Short exercise ▸ Write out the material exactly, from its first line through the line that contains "y-right-tick-label: 70% (1030, 432, 1059, 447)", including both of those lines.

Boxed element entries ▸
>> start
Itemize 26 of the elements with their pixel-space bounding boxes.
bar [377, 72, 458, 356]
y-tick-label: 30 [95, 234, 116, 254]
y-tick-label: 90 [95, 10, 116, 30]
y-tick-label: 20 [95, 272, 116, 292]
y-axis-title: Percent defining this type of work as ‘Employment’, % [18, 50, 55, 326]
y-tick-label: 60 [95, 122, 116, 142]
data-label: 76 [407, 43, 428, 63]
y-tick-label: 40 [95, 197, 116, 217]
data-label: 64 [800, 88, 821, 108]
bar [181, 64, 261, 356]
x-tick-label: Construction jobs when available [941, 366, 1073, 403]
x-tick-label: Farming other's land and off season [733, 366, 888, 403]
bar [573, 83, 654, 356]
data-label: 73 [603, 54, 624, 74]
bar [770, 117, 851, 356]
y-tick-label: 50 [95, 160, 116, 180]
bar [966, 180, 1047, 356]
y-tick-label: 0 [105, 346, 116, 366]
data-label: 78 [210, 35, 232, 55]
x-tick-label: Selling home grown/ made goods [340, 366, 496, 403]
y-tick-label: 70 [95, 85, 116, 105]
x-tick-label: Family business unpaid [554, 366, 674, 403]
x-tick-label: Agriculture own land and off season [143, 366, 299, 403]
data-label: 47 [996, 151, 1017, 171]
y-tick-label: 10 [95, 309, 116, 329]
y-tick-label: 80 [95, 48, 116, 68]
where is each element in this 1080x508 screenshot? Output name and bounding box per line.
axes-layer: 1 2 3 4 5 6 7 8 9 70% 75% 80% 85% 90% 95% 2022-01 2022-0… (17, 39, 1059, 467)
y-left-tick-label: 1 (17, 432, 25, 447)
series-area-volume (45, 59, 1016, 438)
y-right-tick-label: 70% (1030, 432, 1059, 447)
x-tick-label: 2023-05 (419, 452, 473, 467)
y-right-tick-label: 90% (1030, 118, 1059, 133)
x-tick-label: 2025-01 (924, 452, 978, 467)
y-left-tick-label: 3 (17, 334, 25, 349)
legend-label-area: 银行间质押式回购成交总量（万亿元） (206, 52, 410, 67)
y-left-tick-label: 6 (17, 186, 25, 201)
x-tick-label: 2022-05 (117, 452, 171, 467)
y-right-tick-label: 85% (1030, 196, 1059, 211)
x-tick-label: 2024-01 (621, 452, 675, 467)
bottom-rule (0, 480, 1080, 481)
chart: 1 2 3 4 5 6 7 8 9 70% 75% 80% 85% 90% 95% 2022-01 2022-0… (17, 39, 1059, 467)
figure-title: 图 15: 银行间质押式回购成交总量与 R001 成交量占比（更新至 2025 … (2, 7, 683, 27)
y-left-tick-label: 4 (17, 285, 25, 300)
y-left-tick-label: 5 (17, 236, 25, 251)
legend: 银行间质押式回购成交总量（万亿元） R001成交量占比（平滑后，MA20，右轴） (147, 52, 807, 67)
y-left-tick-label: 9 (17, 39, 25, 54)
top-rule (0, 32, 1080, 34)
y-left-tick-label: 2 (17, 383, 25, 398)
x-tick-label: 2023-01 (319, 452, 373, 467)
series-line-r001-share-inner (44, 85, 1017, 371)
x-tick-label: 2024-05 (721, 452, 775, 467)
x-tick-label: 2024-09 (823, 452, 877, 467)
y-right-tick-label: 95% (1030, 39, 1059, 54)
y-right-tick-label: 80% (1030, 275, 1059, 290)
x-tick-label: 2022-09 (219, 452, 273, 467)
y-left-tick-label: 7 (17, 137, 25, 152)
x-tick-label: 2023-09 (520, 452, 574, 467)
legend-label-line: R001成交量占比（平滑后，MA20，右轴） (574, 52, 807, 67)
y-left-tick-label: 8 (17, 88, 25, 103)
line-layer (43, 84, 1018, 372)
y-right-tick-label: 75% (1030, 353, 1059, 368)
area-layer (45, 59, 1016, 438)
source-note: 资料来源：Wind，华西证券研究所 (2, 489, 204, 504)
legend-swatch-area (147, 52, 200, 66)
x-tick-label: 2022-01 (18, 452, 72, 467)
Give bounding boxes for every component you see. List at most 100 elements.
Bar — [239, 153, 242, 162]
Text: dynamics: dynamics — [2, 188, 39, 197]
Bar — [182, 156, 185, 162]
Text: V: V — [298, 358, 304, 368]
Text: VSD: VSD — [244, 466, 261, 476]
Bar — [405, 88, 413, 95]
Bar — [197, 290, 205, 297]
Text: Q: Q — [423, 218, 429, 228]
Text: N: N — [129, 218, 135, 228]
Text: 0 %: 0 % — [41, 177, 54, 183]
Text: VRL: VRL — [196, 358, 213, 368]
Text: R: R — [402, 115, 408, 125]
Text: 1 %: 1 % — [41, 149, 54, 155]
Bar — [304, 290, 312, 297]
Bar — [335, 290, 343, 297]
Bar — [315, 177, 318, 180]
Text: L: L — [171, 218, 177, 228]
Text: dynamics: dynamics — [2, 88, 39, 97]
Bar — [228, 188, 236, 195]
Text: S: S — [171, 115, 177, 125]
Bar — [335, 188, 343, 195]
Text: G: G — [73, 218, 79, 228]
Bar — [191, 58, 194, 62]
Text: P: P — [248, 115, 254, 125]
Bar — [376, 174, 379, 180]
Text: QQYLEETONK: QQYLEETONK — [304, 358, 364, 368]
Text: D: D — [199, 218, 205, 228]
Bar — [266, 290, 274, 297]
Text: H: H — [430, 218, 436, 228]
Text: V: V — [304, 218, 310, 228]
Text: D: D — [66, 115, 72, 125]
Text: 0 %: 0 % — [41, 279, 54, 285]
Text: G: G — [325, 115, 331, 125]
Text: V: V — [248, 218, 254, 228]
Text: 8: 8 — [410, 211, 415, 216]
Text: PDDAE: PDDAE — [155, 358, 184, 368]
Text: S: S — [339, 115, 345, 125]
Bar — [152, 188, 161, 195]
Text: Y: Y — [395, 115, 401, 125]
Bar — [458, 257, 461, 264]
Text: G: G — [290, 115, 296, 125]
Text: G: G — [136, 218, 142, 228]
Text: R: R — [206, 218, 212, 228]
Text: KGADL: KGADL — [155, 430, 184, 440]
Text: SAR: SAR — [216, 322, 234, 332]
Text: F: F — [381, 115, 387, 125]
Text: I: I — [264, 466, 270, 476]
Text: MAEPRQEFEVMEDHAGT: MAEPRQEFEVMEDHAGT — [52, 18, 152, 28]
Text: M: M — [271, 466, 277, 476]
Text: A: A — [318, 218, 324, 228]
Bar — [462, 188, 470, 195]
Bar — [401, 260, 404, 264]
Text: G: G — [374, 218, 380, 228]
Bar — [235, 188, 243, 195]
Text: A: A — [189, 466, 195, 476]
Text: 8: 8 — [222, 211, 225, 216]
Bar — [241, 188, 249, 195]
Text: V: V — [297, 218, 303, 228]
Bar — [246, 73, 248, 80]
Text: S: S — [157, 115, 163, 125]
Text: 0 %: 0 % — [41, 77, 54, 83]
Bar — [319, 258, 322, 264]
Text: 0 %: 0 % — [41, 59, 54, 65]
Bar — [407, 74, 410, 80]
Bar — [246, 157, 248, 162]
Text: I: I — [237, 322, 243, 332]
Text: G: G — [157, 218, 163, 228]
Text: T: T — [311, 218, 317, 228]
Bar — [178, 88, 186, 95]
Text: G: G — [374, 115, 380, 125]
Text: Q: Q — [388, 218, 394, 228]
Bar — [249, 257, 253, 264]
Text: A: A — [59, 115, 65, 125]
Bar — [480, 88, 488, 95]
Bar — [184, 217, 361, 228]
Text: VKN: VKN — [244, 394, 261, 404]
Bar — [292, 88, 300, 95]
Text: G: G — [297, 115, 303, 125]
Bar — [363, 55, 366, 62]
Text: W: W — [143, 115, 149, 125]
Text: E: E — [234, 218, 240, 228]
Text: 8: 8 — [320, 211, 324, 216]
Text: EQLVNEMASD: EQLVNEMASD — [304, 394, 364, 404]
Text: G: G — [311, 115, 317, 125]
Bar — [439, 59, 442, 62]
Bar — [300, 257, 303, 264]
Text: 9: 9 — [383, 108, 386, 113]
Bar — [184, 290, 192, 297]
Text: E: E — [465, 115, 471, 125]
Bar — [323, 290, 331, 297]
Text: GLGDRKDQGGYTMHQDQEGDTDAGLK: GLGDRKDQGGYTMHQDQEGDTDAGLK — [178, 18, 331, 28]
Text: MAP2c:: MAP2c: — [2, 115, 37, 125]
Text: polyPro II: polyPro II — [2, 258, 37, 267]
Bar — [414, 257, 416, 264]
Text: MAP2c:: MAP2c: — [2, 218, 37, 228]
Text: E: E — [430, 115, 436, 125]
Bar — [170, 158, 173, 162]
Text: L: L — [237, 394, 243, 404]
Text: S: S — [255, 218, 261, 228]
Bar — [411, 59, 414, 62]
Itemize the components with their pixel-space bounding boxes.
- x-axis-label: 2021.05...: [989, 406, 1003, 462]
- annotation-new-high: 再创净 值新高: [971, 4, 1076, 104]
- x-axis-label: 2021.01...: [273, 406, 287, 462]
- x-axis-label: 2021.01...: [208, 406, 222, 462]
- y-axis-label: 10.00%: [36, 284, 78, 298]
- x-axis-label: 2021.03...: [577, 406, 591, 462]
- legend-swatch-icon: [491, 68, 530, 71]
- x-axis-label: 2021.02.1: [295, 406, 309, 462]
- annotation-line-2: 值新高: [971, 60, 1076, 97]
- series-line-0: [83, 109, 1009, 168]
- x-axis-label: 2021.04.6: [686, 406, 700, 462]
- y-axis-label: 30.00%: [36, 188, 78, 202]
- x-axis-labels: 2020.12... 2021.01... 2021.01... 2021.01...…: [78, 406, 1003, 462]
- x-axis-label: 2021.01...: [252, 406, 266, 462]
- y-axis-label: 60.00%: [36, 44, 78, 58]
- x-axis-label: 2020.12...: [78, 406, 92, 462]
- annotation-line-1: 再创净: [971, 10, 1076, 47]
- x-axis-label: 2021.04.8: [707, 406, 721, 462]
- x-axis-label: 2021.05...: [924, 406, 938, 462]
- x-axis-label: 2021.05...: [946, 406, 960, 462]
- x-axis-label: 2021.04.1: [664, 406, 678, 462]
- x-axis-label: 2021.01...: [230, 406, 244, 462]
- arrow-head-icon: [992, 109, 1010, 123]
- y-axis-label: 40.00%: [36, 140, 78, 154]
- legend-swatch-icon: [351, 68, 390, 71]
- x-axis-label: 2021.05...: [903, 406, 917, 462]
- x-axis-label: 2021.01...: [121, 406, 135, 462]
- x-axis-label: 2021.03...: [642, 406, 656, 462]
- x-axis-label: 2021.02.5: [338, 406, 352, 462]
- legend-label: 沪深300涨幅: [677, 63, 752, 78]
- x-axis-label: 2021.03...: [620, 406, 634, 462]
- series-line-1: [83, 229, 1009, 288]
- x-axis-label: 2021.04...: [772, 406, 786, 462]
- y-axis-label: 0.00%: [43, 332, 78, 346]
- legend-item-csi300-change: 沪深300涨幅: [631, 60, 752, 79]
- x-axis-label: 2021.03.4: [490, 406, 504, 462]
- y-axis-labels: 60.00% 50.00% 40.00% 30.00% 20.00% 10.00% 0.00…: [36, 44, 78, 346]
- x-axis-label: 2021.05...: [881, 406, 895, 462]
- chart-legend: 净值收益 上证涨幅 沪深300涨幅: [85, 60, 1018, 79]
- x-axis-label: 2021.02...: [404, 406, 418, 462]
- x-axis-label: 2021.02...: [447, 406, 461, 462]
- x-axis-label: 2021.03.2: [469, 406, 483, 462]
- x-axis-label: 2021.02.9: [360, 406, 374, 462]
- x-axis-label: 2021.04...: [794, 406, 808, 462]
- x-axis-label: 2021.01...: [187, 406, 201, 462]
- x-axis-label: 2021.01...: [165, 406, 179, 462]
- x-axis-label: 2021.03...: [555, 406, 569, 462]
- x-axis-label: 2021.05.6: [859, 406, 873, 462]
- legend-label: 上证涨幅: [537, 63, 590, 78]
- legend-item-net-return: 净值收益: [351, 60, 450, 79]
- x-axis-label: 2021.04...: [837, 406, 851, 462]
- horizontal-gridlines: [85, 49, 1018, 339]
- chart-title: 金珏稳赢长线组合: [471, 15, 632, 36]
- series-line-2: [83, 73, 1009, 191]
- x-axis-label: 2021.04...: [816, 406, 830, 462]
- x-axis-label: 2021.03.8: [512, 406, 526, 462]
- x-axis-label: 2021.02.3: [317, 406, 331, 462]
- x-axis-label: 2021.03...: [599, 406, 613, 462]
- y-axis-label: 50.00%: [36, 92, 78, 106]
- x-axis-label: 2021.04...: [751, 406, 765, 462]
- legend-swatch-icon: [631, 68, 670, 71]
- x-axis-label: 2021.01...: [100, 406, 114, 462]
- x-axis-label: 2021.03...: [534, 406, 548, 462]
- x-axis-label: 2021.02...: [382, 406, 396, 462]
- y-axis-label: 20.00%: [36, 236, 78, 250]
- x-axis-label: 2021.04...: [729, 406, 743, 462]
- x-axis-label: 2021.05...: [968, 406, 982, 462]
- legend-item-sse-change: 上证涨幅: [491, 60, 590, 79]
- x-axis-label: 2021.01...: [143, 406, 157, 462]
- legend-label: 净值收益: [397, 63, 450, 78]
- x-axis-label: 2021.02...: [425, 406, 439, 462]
>> end
Solution for this problem ▸
Itemize 26 of the elements with their pixel-space bounding boxes.
bar [377, 72, 458, 356]
y-tick-label: 30 [95, 234, 116, 254]
y-tick-label: 90 [95, 10, 116, 30]
y-tick-label: 20 [95, 272, 116, 292]
y-axis-title: Percent defining this type of work as ‘Employment’, % [18, 50, 55, 326]
y-tick-label: 60 [95, 122, 116, 142]
data-label: 76 [407, 43, 428, 63]
y-tick-label: 40 [95, 197, 116, 217]
data-label: 64 [800, 88, 821, 108]
bar [181, 64, 261, 356]
x-tick-label: Construction jobs when available [941, 366, 1073, 403]
x-tick-label: Farming other's land and off season [733, 366, 888, 403]
bar [573, 83, 654, 356]
data-label: 73 [603, 54, 624, 74]
bar [770, 117, 851, 356]
y-tick-label: 50 [95, 160, 116, 180]
bar [966, 180, 1047, 356]
y-tick-label: 0 [105, 346, 116, 366]
data-label: 78 [210, 35, 232, 55]
x-tick-label: Selling home grown/ made goods [340, 366, 496, 403]
y-tick-label: 70 [95, 85, 116, 105]
x-tick-label: Family business unpaid [554, 366, 674, 403]
x-tick-label: Agriculture own land and off season [143, 366, 299, 403]
data-label: 47 [996, 151, 1017, 171]
y-tick-label: 10 [95, 309, 116, 329]
y-tick-label: 80 [95, 48, 116, 68]
where is each element in this 1080x508 screenshot? Output name and bounding box per line.
axes-layer: 1 2 3 4 5 6 7 8 9 70% 75% 80% 85% 90% 95% 2022-01 2022-0… (17, 39, 1059, 467)
y-left-tick-label: 1 (17, 432, 25, 447)
series-area-volume (45, 59, 1016, 438)
y-right-tick-label: 70% (1030, 432, 1059, 447)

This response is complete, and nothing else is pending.